• [What is expected]: Return every line below without any changes, but omit the pictures from your answer.

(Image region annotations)

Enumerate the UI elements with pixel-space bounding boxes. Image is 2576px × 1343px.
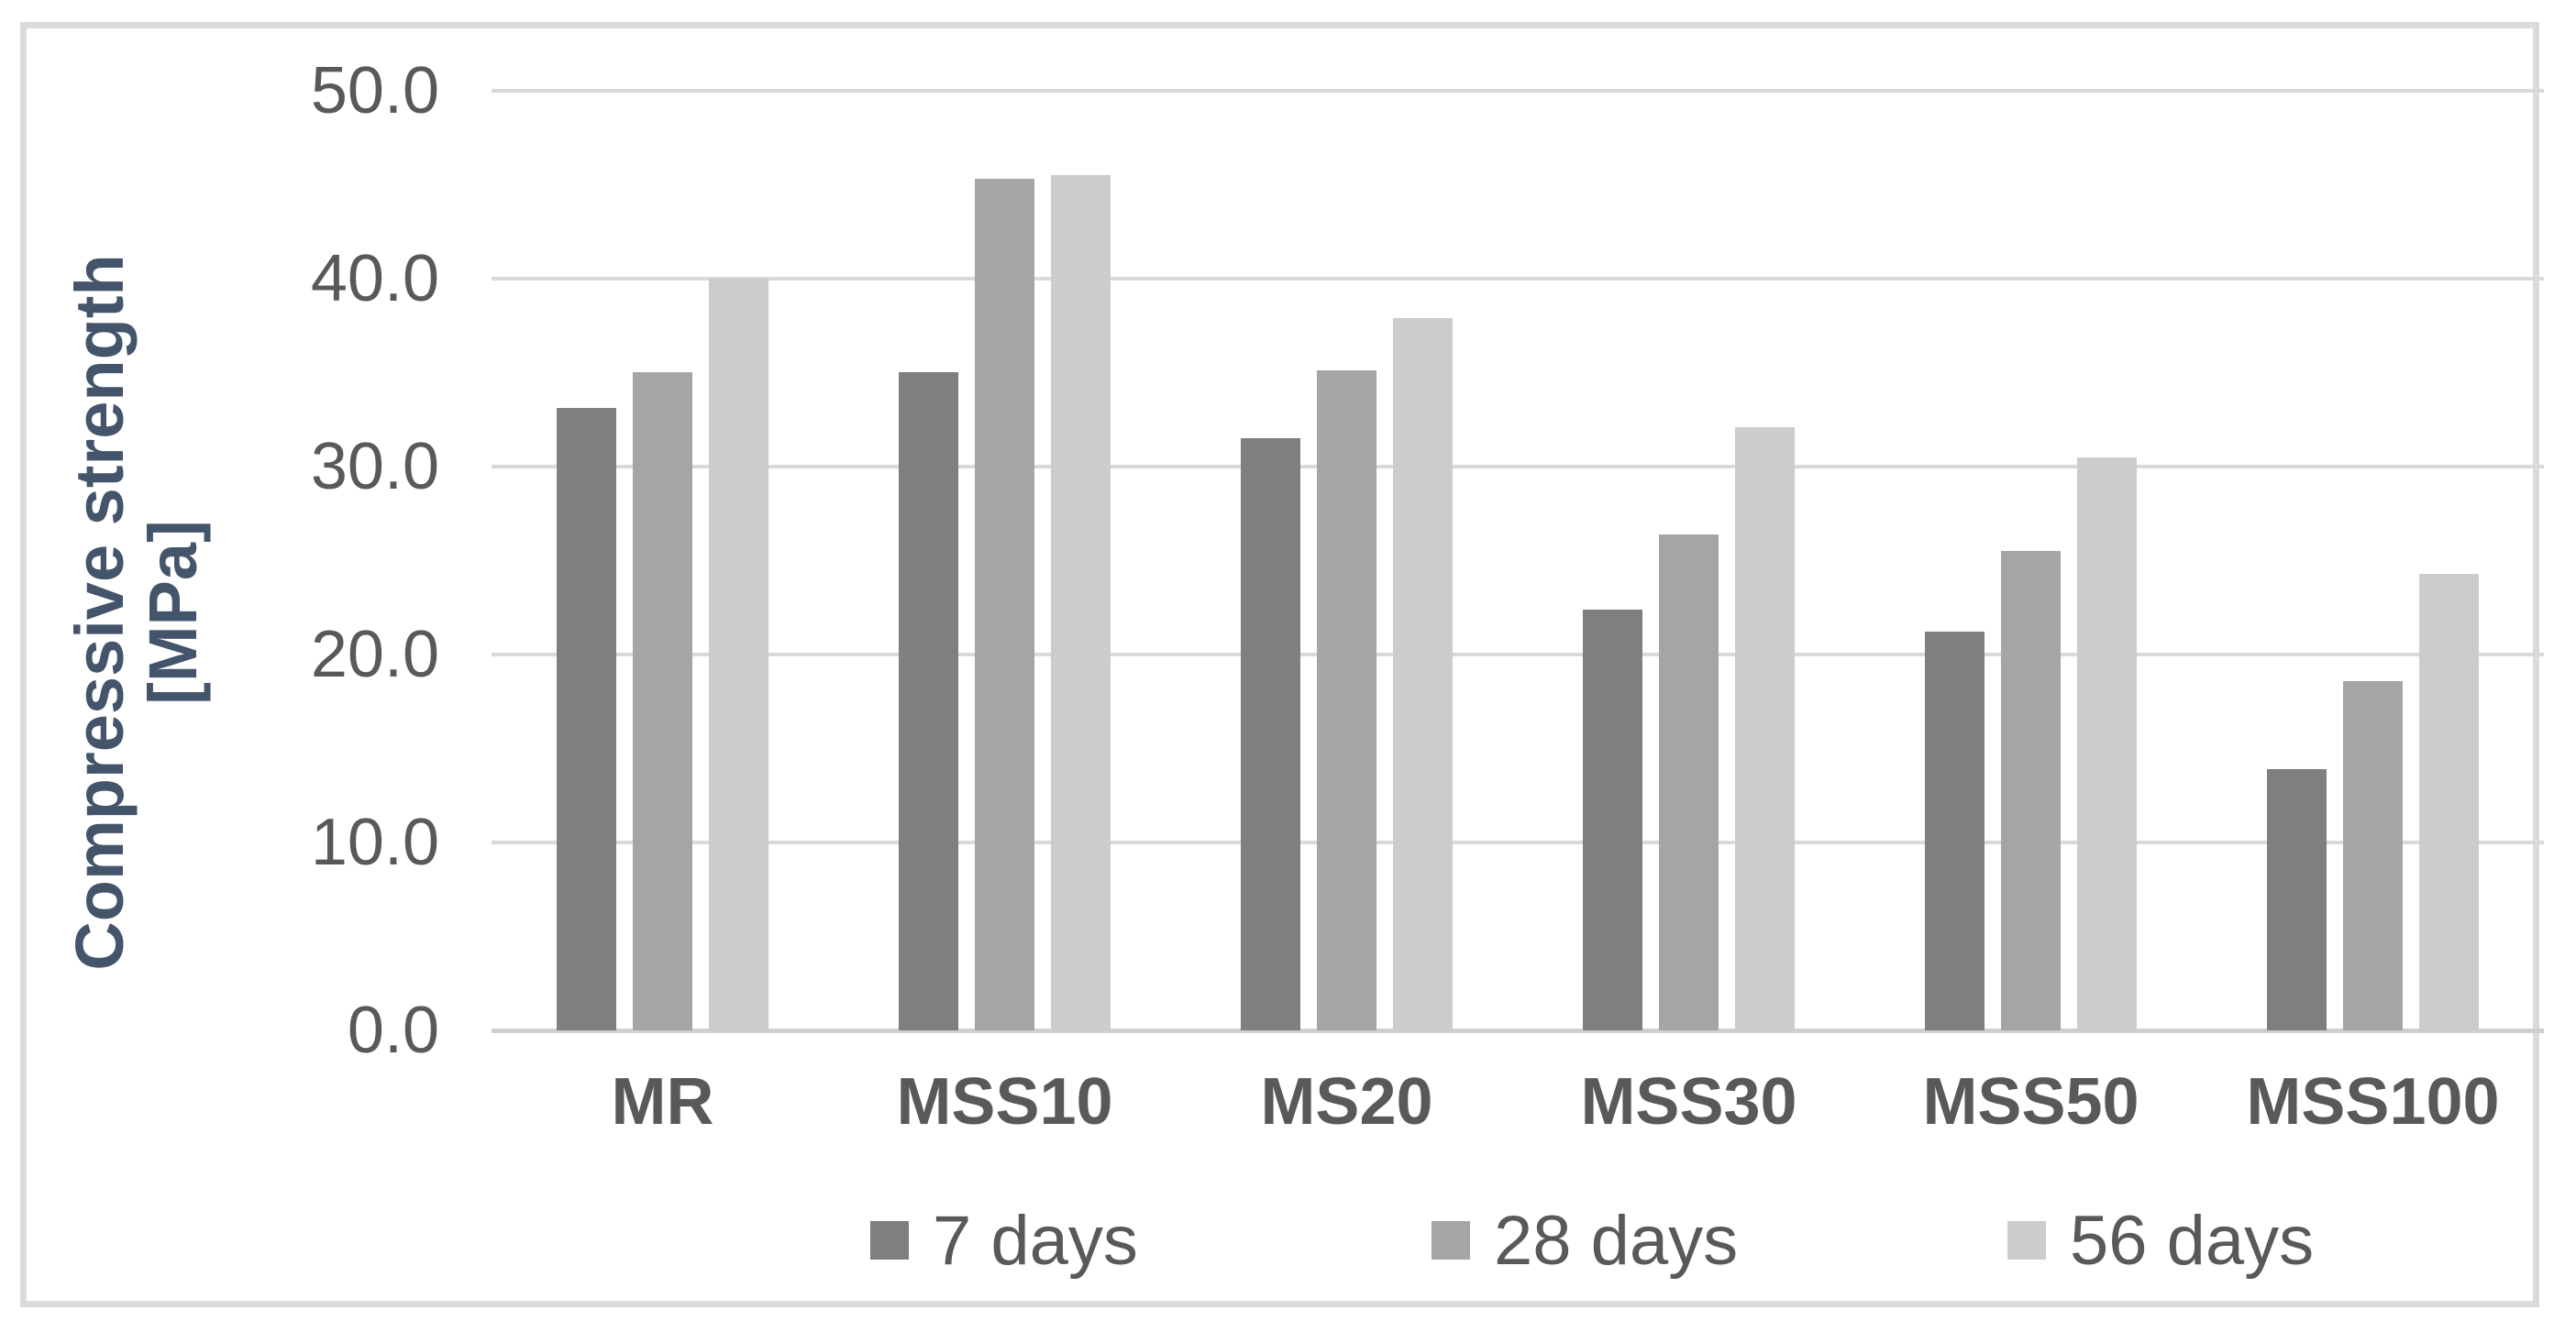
legend-label-28-days: 28 days <box>1494 1201 1739 1280</box>
bar-MS20-7-days <box>1241 438 1300 1030</box>
gridline-y-10.0 <box>492 841 2544 844</box>
y-axis-title-line1: Compressive strength <box>61 254 138 971</box>
x-category-label-MSS30: MSS30 <box>1580 1065 1797 1139</box>
bar-MSS10-7-days <box>899 372 958 1030</box>
y-tick-label-20.0: 20.0 <box>310 618 439 691</box>
legend-swatch-56-days <box>2007 1221 2046 1260</box>
bar-MSS30-7-days <box>1583 610 1642 1030</box>
bar-MR-56-days <box>709 279 768 1030</box>
bar-MS20-56-days <box>1393 318 1453 1030</box>
x-category-label-MSS10: MSS10 <box>896 1065 1113 1139</box>
bar-group-MSS100 <box>2202 91 2544 1030</box>
y-tick-label-40.0: 40.0 <box>310 242 439 315</box>
bar-group-MS20 <box>1176 91 1518 1030</box>
legend-swatch-7-days <box>870 1221 909 1260</box>
legend-item-56-days: 56 days <box>2007 1198 2314 1282</box>
bar-MSS10-56-days <box>1051 175 1111 1030</box>
bar-group-MSS30 <box>1518 91 1860 1030</box>
y-axis-title: Compressive strength [MPa] <box>61 209 219 1016</box>
plot-area <box>492 89 2544 1033</box>
x-axis-category-labels: MR MSS10 MS20 MSS30 MSS50 MSS100 <box>492 1067 2544 1137</box>
legend-swatch-28-days <box>1432 1221 1470 1260</box>
legend-label-56-days: 56 days <box>2070 1201 2315 1280</box>
y-tick-label-10.0: 10.0 <box>310 806 439 879</box>
legend-item-28-days: 28 days <box>1432 1198 1738 1282</box>
x-category-label-MR: MR <box>611 1065 714 1139</box>
legend: 7 days 28 days 56 days <box>27 1198 2576 1282</box>
bar-groups <box>492 91 2544 1030</box>
bar-MS20-28-days <box>1317 370 1376 1030</box>
y-tick-label-0.0: 0.0 <box>347 994 439 1067</box>
legend-label-7-days: 7 days <box>933 1201 1138 1280</box>
bar-MR-7-days <box>557 408 616 1030</box>
legend-item-7-days: 7 days <box>870 1198 1138 1282</box>
x-category-label-MSS100: MSS100 <box>2246 1065 2500 1139</box>
bar-MSS100-28-days <box>2343 681 2403 1030</box>
gridline-y-40.0 <box>492 277 2544 281</box>
bar-MSS50-7-days <box>1925 632 1985 1030</box>
bar-MSS30-28-days <box>1659 534 1719 1030</box>
gridline-y-50.0 <box>492 89 2544 93</box>
gridline-y-0.0 <box>492 1029 2544 1033</box>
bar-MSS100-7-days <box>2267 769 2327 1030</box>
bar-MR-28-days <box>633 372 692 1030</box>
y-axis-title-line2: [MPa] <box>134 520 211 705</box>
bar-MSS10-28-days <box>975 179 1034 1030</box>
x-category-label-MSS50: MSS50 <box>1922 1065 2139 1139</box>
bar-group-MSS50 <box>1860 91 2202 1030</box>
x-category-label-MS20: MS20 <box>1260 1065 1433 1139</box>
bar-MSS50-28-days <box>2001 551 2061 1030</box>
bar-MSS30-56-days <box>1735 427 1795 1030</box>
gridline-y-30.0 <box>492 465 2544 468</box>
bar-MSS50-56-days <box>2077 457 2137 1030</box>
y-tick-label-30.0: 30.0 <box>310 430 439 503</box>
bar-group-MSS10 <box>834 91 1176 1030</box>
gridline-y-20.0 <box>492 653 2544 656</box>
y-tick-label-50.0: 50.0 <box>310 54 439 127</box>
chart-frame: Compressive strength [MPa] 50.0 40.0 30.0 2… <box>20 22 2544 1307</box>
bar-MSS100-56-days <box>2419 574 2479 1030</box>
bar-group-MR <box>492 91 834 1030</box>
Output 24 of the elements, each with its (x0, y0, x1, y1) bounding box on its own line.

• [Correct output]:
Enumerate the UI elements with pixel-space bounding boxes. Image is 2576px × 1343px.
legend-label-28-days: 28 days <box>1494 1201 1739 1280</box>
bar-MS20-7-days <box>1241 438 1300 1030</box>
gridline-y-10.0 <box>492 841 2544 844</box>
y-axis-title-line1: Compressive strength <box>61 254 138 971</box>
x-category-label-MSS30: MSS30 <box>1580 1065 1797 1139</box>
bar-MSS10-7-days <box>899 372 958 1030</box>
y-tick-label-20.0: 20.0 <box>310 618 439 691</box>
legend-swatch-56-days <box>2007 1221 2046 1260</box>
bar-MSS30-7-days <box>1583 610 1642 1030</box>
bar-MR-56-days <box>709 279 768 1030</box>
bar-MS20-56-days <box>1393 318 1453 1030</box>
x-category-label-MSS10: MSS10 <box>896 1065 1113 1139</box>
bar-group-MSS100 <box>2202 91 2544 1030</box>
y-tick-label-40.0: 40.0 <box>310 242 439 315</box>
bar-group-MS20 <box>1176 91 1518 1030</box>
legend-swatch-7-days <box>870 1221 909 1260</box>
legend-item-56-days: 56 days <box>2007 1198 2314 1282</box>
bar-MSS10-56-days <box>1051 175 1111 1030</box>
bar-group-MSS30 <box>1518 91 1860 1030</box>
y-axis-title: Compressive strength [MPa] <box>61 209 219 1016</box>
plot-area <box>492 89 2544 1033</box>
x-axis-category-labels: MR MSS10 MS20 MSS30 MSS50 MSS100 <box>492 1067 2544 1137</box>
legend-swatch-28-days <box>1432 1221 1470 1260</box>
legend-label-56-days: 56 days <box>2070 1201 2315 1280</box>
y-tick-label-10.0: 10.0 <box>310 806 439 879</box>
legend-item-28-days: 28 days <box>1432 1198 1738 1282</box>
x-category-label-MR: MR <box>611 1065 714 1139</box>
legend: 7 days 28 days 56 days <box>27 1198 2576 1282</box>
bar-groups <box>492 91 2544 1030</box>
bar-MS20-28-days <box>1317 370 1376 1030</box>
y-tick-label-0.0: 0.0 <box>347 994 439 1067</box>
legend-label-7-days: 7 days <box>933 1201 1138 1280</box>
bar-MR-7-days <box>557 408 616 1030</box>
legend-item-7-days: 7 days <box>870 1198 1138 1282</box>
x-category-label-MSS100: MSS100 <box>2246 1065 2500 1139</box>
bar-MSS100-28-days <box>2343 681 2403 1030</box>
gridline-y-40.0 <box>492 277 2544 281</box>
bar-MSS50-7-days <box>1925 632 1985 1030</box>
bar-MSS30-28-days <box>1659 534 1719 1030</box>
gridline-y-50.0 <box>492 89 2544 93</box>
gridline-y-0.0 <box>492 1029 2544 1033</box>
bar-MSS100-7-days <box>2267 769 2327 1030</box>
bar-MR-28-days <box>633 372 692 1030</box>
y-axis-title-line2: [MPa] <box>134 520 211 705</box>
bar-MSS10-28-days <box>975 179 1034 1030</box>
x-category-label-MSS50: MSS50 <box>1922 1065 2139 1139</box>
bar-group-MSS50 <box>1860 91 2202 1030</box>
x-category-label-MS20: MS20 <box>1260 1065 1433 1139</box>
bar-MSS50-28-days <box>2001 551 2061 1030</box>
bar-MSS30-56-days <box>1735 427 1795 1030</box>
gridline-y-30.0 <box>492 465 2544 468</box>
bar-MSS50-56-days <box>2077 457 2137 1030</box>
y-tick-label-30.0: 30.0 <box>310 430 439 503</box>
bar-group-MSS10 <box>834 91 1176 1030</box>
gridline-y-20.0 <box>492 653 2544 656</box>
y-tick-label-50.0: 50.0 <box>310 54 439 127</box>
chart-frame: Compressive strength [MPa] 50.0 40.0 30.0 2… <box>20 22 2544 1307</box>
bar-MSS100-56-days <box>2419 574 2479 1030</box>
bar-group-MR <box>492 91 834 1030</box>
Output 24 of the elements, each with its (x0, y0, x1, y1) bounding box on its own line.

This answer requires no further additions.